> **Exercise aim**
Reproduce the full listing that appears beneath this instruction exactly.

> **Dataset rows**

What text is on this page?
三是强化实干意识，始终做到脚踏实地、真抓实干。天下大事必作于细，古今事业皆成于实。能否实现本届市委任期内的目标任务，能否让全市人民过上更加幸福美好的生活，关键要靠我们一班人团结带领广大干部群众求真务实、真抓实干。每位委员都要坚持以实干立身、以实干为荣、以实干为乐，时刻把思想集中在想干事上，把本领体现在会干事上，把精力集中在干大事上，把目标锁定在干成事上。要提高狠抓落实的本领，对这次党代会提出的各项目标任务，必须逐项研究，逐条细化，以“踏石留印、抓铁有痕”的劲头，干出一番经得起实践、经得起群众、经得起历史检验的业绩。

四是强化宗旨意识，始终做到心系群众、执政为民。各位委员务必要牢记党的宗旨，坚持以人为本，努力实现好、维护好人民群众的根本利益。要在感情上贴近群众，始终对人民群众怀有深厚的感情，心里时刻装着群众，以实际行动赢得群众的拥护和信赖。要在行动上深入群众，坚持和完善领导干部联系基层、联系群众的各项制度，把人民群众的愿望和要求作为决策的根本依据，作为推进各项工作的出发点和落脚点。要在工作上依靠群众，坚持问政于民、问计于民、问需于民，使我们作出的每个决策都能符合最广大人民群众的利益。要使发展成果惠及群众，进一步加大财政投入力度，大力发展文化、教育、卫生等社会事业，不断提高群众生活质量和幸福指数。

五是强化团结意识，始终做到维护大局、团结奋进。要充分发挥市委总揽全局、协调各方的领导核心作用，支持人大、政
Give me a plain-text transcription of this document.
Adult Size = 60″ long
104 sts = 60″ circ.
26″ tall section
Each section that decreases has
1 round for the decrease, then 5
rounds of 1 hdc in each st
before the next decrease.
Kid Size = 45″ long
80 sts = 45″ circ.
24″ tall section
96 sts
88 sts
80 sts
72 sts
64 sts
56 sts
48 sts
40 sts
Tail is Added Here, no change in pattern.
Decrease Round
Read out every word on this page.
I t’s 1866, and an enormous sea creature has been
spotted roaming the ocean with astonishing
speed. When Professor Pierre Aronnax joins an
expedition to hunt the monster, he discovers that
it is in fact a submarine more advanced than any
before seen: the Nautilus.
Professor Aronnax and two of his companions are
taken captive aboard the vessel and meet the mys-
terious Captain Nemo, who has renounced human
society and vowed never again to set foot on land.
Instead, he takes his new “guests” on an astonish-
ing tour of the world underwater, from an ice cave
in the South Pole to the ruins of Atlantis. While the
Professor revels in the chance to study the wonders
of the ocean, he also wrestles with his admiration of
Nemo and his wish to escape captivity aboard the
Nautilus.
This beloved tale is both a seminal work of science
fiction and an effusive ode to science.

> **Response to this task**
What text is on this page?
三是强化实干意识，始终做到脚踏实地、真抓实干。天下大事必作于细，古今事业皆成于实。能否实现本届市委任期内的目标任务，能否让全市人民过上更加幸福美好的生活，关键要靠我们一班人团结带领广大干部群众求真务实、真抓实干。每位委员都要坚持以实干立身、以实干为荣、以实干为乐，时刻把思想集中在想干事上，把本领体现在会干事上，把精力集中在干大事上，把目标锁定在干成事上。要提高狠抓落实的本领，对这次党代会提出的各项目标任务，必须逐项研究，逐条细化，以“踏石留印、抓铁有痕”的劲头，干出一番经得起实践、经得起群众、经得起历史检验的业绩。

四是强化宗旨意识，始终做到心系群众、执政为民。各位委员务必要牢记党的宗旨，坚持以人为本，努力实现好、维护好人民群众的根本利益。要在感情上贴近群众，始终对人民群众怀有深厚的感情，心里时刻装着群众，以实际行动赢得群众的拥护和信赖。要在行动上深入群众，坚持和完善领导干部联系基层、联系群众的各项制度，把人民群众的愿望和要求作为决策的根本依据，作为推进各项工作的出发点和落脚点。要在工作上依靠群众，坚持问政于民、问计于民、问需于民，使我们作出的每个决策都能符合最广大人民群众的利益。要使发展成果惠及群众，进一步加大财政投入力度，大力发展文化、教育、卫生等社会事业，不断提高群众生活质量和幸福指数。

五是强化团结意识，始终做到维护大局、团结奋进。要充分发挥市委总揽全局、协调各方的领导核心作用，支持人大、政
Give me a plain-text transcription of this document.
Adult Size = 60″ long
104 sts = 60″ circ.
26″ tall section
Each section that decreases has
1 round for the decrease, then 5
rounds of 1 hdc in each st
before the next decrease.
Kid Size = 45″ long
80 sts = 45″ circ.
24″ tall section
96 sts
88 sts
80 sts
72 sts
64 sts
56 sts
48 sts
40 sts
Tail is Added Here, no change in pattern.
Decrease Round
Read out every word on this page.
I t’s 1866, and an enormous sea creature has been
spotted roaming the ocean with astonishing
speed. When Professor Pierre Aronnax joins an
expedition to hunt the monster, he discovers that
it is in fact a submarine more advanced than any
before seen: the Nautilus.
Professor Aronnax and two of his companions are
taken captive aboard the vessel and meet the mys-
terious Captain Nemo, who has renounced human
society and vowed never again to set foot on land.
Instead, he takes his new “guests” on an astonish-
ing tour of the world underwater, from an ice cave
in the South Pole to the ruins of Atlantis. While the
Professor revels in the chance to study the wonders
of the ocean, he also wrestles with his admiration of
Nemo and his wish to escape captivity aboard the
Nautilus.
This beloved tale is both a seminal work of science
fiction and an effusive ode to science.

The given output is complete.